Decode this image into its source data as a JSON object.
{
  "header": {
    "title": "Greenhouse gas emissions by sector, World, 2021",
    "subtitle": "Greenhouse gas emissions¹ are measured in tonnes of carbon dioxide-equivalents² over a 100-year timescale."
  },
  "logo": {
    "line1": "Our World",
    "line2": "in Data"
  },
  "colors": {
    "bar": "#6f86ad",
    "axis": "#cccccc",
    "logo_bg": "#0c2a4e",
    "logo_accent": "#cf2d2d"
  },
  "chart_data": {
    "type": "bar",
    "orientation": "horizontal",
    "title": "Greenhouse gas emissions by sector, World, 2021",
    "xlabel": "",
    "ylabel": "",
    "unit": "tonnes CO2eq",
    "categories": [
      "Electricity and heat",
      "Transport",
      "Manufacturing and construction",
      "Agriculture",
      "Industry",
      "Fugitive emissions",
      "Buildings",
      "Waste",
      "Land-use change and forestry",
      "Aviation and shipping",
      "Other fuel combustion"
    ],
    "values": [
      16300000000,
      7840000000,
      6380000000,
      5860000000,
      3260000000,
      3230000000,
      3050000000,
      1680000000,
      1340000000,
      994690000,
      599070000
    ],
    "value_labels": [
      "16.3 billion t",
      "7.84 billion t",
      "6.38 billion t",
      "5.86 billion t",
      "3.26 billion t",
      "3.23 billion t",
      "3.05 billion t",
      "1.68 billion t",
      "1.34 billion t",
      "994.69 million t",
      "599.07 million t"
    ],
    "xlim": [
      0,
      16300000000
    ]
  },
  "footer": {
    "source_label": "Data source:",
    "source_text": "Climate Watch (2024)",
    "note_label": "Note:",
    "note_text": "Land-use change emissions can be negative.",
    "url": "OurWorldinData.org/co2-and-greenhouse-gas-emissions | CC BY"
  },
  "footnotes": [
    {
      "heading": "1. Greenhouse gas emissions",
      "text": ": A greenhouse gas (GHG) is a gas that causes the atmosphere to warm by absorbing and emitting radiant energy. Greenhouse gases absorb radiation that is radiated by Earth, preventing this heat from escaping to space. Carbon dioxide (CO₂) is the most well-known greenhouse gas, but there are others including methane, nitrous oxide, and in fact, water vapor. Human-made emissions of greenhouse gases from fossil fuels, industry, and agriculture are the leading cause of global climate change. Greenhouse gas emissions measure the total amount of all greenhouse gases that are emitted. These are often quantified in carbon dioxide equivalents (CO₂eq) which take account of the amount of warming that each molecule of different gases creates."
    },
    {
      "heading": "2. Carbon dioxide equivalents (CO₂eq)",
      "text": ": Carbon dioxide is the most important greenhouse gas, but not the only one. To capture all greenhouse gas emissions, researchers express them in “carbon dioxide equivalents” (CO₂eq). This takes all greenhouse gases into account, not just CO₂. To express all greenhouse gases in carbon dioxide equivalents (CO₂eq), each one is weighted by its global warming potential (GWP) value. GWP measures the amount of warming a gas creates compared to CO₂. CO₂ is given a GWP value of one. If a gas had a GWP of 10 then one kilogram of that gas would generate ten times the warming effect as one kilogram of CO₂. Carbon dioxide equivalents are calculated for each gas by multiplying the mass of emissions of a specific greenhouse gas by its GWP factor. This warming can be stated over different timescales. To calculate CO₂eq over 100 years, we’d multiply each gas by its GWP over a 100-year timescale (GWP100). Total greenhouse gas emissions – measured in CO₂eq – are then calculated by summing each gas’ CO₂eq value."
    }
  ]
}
• • • • •
> _Exercise_
Every record should be repeated exactly; please leave none out.

> _Answer for this exercise_
Decode this image into its source data as a JSON object.
{
  "header": {
    "title": "Greenhouse gas emissions by sector, World, 2021",
    "subtitle": "Greenhouse gas emissions¹ are measured in tonnes of carbon dioxide-equivalents² over a 100-year timescale."
  },
  "logo": {
    "line1": "Our World",
    "line2": "in Data"
  },
  "colors": {
    "bar": "#6f86ad",
    "axis": "#cccccc",
    "logo_bg": "#0c2a4e",
    "logo_accent": "#cf2d2d"
  },
  "chart_data": {
    "type": "bar",
    "orientation": "horizontal",
    "title": "Greenhouse gas emissions by sector, World, 2021",
    "xlabel": "",
    "ylabel": "",
    "unit": "tonnes CO2eq",
    "categories": [
      "Electricity and heat",
      "Transport",
      "Manufacturing and construction",
      "Agriculture",
      "Industry",
      "Fugitive emissions",
      "Buildings",
      "Waste",
      "Land-use change and forestry",
      "Aviation and shipping",
      "Other fuel combustion"
    ],
    "values": [
      16300000000,
      7840000000,
      6380000000,
      5860000000,
      3260000000,
      3230000000,
      3050000000,
      1680000000,
      1340000000,
      994690000,
      599070000
    ],
    "value_labels": [
      "16.3 billion t",
      "7.84 billion t",
      "6.38 billion t",
      "5.86 billion t",
      "3.26 billion t",
      "3.23 billion t",
      "3.05 billion t",
      "1.68 billion t",
      "1.34 billion t",
      "994.69 million t",
      "599.07 million t"
    ],
    "xlim": [
      0,
      16300000000
    ]
  },
  "footer": {
    "source_label": "Data source:",
    "source_text": "Climate Watch (2024)",
    "note_label": "Note:",
    "note_text": "Land-use change emissions can be negative.",
    "url": "OurWorldinData.org/co2-and-greenhouse-gas-emissions | CC BY"
  },
  "footnotes": [
    {
      "heading": "1. Greenhouse gas emissions",
      "text": ": A greenhouse gas (GHG) is a gas that causes the atmosphere to warm by absorbing and emitting radiant energy. Greenhouse gases absorb radiation that is radiated by Earth, preventing this heat from escaping to space. Carbon dioxide (CO₂) is the most well-known greenhouse gas, but there are others including methane, nitrous oxide, and in fact, water vapor. Human-made emissions of greenhouse gases from fossil fuels, industry, and agriculture are the leading cause of global climate change. Greenhouse gas emissions measure the total amount of all greenhouse gases that are emitted. These are often quantified in carbon dioxide equivalents (CO₂eq) which take account of the amount of warming that each molecule of different gases creates."
    },
    {
      "heading": "2. Carbon dioxide equivalents (CO₂eq)",
      "text": ": Carbon dioxide is the most important greenhouse gas, but not the only one. To capture all greenhouse gas emissions, researchers express them in “carbon dioxide equivalents” (CO₂eq). This takes all greenhouse gases into account, not just CO₂. To express all greenhouse gases in carbon dioxide equivalents (CO₂eq), each one is weighted by its global warming potential (GWP) value. GWP measures the amount of warming a gas creates compared to CO₂. CO₂ is given a GWP value of one. If a gas had a GWP of 10 then one kilogram of that gas would generate ten times the warming effect as one kilogram of CO₂. Carbon dioxide equivalents are calculated for each gas by multiplying the mass of emissions of a specific greenhouse gas by its GWP factor. This warming can be stated over different timescales. To calculate CO₂eq over 100 years, we’d multiply each gas by its GWP over a 100-year timescale (GWP100). Total greenhouse gas emissions – measured in CO₂eq – are then calculated by summing each gas’ CO₂eq value."
    }
  ]
}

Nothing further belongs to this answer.